START LISTED RECORDS
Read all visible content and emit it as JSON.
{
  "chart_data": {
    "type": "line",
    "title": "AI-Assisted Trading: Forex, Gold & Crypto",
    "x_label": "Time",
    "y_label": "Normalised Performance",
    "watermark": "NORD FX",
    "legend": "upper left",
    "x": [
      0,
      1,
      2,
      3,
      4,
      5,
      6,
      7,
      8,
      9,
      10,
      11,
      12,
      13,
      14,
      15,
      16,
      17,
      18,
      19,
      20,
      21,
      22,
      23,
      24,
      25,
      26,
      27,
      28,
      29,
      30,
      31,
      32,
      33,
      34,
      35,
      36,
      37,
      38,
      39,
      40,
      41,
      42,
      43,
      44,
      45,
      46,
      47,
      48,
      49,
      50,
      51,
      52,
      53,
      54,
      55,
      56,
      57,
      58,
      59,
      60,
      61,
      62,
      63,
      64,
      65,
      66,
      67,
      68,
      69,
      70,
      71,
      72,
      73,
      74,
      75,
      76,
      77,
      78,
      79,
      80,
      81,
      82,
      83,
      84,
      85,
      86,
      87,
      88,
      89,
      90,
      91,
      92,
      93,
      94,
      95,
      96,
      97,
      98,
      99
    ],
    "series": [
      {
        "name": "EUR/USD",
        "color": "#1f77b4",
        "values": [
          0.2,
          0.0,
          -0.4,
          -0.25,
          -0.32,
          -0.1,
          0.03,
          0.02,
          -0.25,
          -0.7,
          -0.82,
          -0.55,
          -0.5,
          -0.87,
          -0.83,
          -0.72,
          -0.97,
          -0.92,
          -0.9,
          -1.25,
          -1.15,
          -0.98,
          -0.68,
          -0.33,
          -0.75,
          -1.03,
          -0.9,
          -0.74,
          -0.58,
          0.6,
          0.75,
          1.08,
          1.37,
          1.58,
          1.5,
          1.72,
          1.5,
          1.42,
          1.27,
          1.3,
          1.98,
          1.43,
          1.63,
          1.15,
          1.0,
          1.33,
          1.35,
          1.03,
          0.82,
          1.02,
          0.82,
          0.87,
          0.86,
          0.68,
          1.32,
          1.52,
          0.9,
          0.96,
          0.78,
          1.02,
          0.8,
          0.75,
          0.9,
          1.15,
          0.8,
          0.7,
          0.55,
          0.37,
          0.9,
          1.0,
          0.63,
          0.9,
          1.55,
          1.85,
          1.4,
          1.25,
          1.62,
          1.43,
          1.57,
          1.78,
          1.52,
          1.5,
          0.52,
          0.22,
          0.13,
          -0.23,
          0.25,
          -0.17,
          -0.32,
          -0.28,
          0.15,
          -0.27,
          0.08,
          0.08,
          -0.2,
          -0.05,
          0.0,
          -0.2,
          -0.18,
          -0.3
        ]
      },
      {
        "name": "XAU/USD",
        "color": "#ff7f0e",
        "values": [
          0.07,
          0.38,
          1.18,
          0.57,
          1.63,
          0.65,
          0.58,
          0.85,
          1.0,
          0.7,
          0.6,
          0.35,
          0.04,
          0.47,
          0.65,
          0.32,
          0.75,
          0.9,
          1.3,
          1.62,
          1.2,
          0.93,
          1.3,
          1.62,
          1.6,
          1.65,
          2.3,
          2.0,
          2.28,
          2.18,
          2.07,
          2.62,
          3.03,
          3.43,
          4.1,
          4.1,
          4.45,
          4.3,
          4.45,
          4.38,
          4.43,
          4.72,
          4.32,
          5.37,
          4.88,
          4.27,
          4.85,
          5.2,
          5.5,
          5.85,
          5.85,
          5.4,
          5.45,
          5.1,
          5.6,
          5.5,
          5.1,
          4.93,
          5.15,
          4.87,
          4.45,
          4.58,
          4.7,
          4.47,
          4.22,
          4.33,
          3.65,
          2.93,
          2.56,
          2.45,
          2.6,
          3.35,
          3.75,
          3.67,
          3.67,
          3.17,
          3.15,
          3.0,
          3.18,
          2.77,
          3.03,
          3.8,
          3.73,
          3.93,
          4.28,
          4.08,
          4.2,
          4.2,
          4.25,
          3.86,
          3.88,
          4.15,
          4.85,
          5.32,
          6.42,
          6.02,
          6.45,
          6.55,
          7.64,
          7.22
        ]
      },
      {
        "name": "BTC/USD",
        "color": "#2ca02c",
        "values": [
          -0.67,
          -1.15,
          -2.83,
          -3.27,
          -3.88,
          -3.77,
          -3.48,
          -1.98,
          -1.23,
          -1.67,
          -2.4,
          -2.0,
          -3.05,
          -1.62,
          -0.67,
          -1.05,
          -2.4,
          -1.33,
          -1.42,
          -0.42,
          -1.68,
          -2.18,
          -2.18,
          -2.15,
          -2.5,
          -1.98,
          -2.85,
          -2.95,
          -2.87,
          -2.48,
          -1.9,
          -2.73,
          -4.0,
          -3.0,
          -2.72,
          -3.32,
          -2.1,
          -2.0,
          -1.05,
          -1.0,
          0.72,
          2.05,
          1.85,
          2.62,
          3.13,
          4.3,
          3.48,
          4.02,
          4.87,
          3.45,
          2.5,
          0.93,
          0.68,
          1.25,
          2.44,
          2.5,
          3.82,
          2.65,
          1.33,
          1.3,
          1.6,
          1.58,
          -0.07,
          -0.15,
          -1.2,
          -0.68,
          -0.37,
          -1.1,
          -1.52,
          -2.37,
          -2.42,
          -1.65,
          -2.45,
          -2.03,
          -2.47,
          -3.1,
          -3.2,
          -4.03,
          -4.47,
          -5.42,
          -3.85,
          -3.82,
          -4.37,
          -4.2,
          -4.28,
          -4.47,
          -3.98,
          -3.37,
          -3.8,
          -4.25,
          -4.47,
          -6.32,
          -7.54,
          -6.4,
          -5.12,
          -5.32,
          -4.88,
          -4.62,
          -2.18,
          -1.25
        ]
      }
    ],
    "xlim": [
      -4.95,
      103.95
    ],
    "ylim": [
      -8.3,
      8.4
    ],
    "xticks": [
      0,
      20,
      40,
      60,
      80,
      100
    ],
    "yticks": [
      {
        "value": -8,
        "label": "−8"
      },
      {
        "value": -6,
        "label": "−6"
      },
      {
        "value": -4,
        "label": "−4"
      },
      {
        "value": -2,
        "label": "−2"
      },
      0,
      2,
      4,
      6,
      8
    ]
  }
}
END LISTED RECORDS
### YOUR OBJECTIVE
Repeat each record in full; every line must match exactly.

### TASK ANSWER
Read all visible content and emit it as JSON.
{
  "chart_data": {
    "type": "line",
    "title": "AI-Assisted Trading: Forex, Gold & Crypto",
    "x_label": "Time",
    "y_label": "Normalised Performance",
    "watermark": "NORD FX",
    "legend": "upper left",
    "x": [
      0,
      1,
      2,
      3,
      4,
      5,
      6,
      7,
      8,
      9,
      10,
      11,
      12,
      13,
      14,
      15,
      16,
      17,
      18,
      19,
      20,
      21,
      22,
      23,
      24,
      25,
      26,
      27,
      28,
      29,
      30,
      31,
      32,
      33,
      34,
      35,
      36,
      37,
      38,
      39,
      40,
      41,
      42,
      43,
      44,
      45,
      46,
      47,
      48,
      49,
      50,
      51,
      52,
      53,
      54,
      55,
      56,
      57,
      58,
      59,
      60,
      61,
      62,
      63,
      64,
      65,
      66,
      67,
      68,
      69,
      70,
      71,
      72,
      73,
      74,
      75,
      76,
      77,
      78,
      79,
      80,
      81,
      82,
      83,
      84,
      85,
      86,
      87,
      88,
      89,
      90,
      91,
      92,
      93,
      94,
      95,
      96,
      97,
      98,
      99
    ],
    "series": [
      {
        "name": "EUR/USD",
        "color": "#1f77b4",
        "values": [
          0.2,
          0.0,
          -0.4,
          -0.25,
          -0.32,
          -0.1,
          0.03,
          0.02,
          -0.25,
          -0.7,
          -0.82,
          -0.55,
          -0.5,
          -0.87,
          -0.83,
          -0.72,
          -0.97,
          -0.92,
          -0.9,
          -1.25,
          -1.15,
          -0.98,
          -0.68,
          -0.33,
          -0.75,
          -1.03,
          -0.9,
          -0.74,
          -0.58,
          0.6,
          0.75,
          1.08,
          1.37,
          1.58,
          1.5,
          1.72,
          1.5,
          1.42,
          1.27,
          1.3,
          1.98,
          1.43,
          1.63,
          1.15,
          1.0,
          1.33,
          1.35,
          1.03,
          0.82,
          1.02,
          0.82,
          0.87,
          0.86,
          0.68,
          1.32,
          1.52,
          0.9,
          0.96,
          0.78,
          1.02,
          0.8,
          0.75,
          0.9,
          1.15,
          0.8,
          0.7,
          0.55,
          0.37,
          0.9,
          1.0,
          0.63,
          0.9,
          1.55,
          1.85,
          1.4,
          1.25,
          1.62,
          1.43,
          1.57,
          1.78,
          1.52,
          1.5,
          0.52,
          0.22,
          0.13,
          -0.23,
          0.25,
          -0.17,
          -0.32,
          -0.28,
          0.15,
          -0.27,
          0.08,
          0.08,
          -0.2,
          -0.05,
          0.0,
          -0.2,
          -0.18,
          -0.3
        ]
      },
      {
        "name": "XAU/USD",
        "color": "#ff7f0e",
        "values": [
          0.07,
          0.38,
          1.18,
          0.57,
          1.63,
          0.65,
          0.58,
          0.85,
          1.0,
          0.7,
          0.6,
          0.35,
          0.04,
          0.47,
          0.65,
          0.32,
          0.75,
          0.9,
          1.3,
          1.62,
          1.2,
          0.93,
          1.3,
          1.62,
          1.6,
          1.65,
          2.3,
          2.0,
          2.28,
          2.18,
          2.07,
          2.62,
          3.03,
          3.43,
          4.1,
          4.1,
          4.45,
          4.3,
          4.45,
          4.38,
          4.43,
          4.72,
          4.32,
          5.37,
          4.88,
          4.27,
          4.85,
          5.2,
          5.5,
          5.85,
          5.85,
          5.4,
          5.45,
          5.1,
          5.6,
          5.5,
          5.1,
          4.93,
          5.15,
          4.87,
          4.45,
          4.58,
          4.7,
          4.47,
          4.22,
          4.33,
          3.65,
          2.93,
          2.56,
          2.45,
          2.6,
          3.35,
          3.75,
          3.67,
          3.67,
          3.17,
          3.15,
          3.0,
          3.18,
          2.77,
          3.03,
          3.8,
          3.73,
          3.93,
          4.28,
          4.08,
          4.2,
          4.2,
          4.25,
          3.86,
          3.88,
          4.15,
          4.85,
          5.32,
          6.42,
          6.02,
          6.45,
          6.55,
          7.64,
          7.22
        ]
      },
      {
        "name": "BTC/USD",
        "color": "#2ca02c",
        "values": [
          -0.67,
          -1.15,
          -2.83,
          -3.27,
          -3.88,
          -3.77,
          -3.48,
          -1.98,
          -1.23,
          -1.67,
          -2.4,
          -2.0,
          -3.05,
          -1.62,
          -0.67,
          -1.05,
          -2.4,
          -1.33,
          -1.42,
          -0.42,
          -1.68,
          -2.18,
          -2.18,
          -2.15,
          -2.5,
          -1.98,
          -2.85,
          -2.95,
          -2.87,
          -2.48,
          -1.9,
          -2.73,
          -4.0,
          -3.0,
          -2.72,
          -3.32,
          -2.1,
          -2.0,
          -1.05,
          -1.0,
          0.72,
          2.05,
          1.85,
          2.62,
          3.13,
          4.3,
          3.48,
          4.02,
          4.87,
          3.45,
          2.5,
          0.93,
          0.68,
          1.25,
          2.44,
          2.5,
          3.82,
          2.65,
          1.33,
          1.3,
          1.6,
          1.58,
          -0.07,
          -0.15,
          -1.2,
          -0.68,
          -0.37,
          -1.1,
          -1.52,
          -2.37,
          -2.42,
          -1.65,
          -2.45,
          -2.03,
          -2.47,
          -3.1,
          -3.2,
          -4.03,
          -4.47,
          -5.42,
          -3.85,
          -3.82,
          -4.37,
          -4.2,
          -4.28,
          -4.47,
          -3.98,
          -3.37,
          -3.8,
          -4.25,
          -4.47,
          -6.32,
          -7.54,
          -6.4,
          -5.12,
          -5.32,
          -4.88,
          -4.62,
          -2.18,
          -1.25
        ]
      }
    ],
    "xlim": [
      -4.95,
      103.95
    ],
    "ylim": [
      -8.3,
      8.4
    ],
    "xticks": [
      0,
      20,
      40,
      60,
      80,
      100
    ],
    "yticks": [
      {
        "value": -8,
        "label": "−8"
      },
      {
        "value": -6,
        "label": "−6"
      },
      {
        "value": -4,
        "label": "−4"
      },
      {
        "value": -2,
        "label": "−2"
      },
      0,
      2,
      4,
      6,
      8
    ]
  }
}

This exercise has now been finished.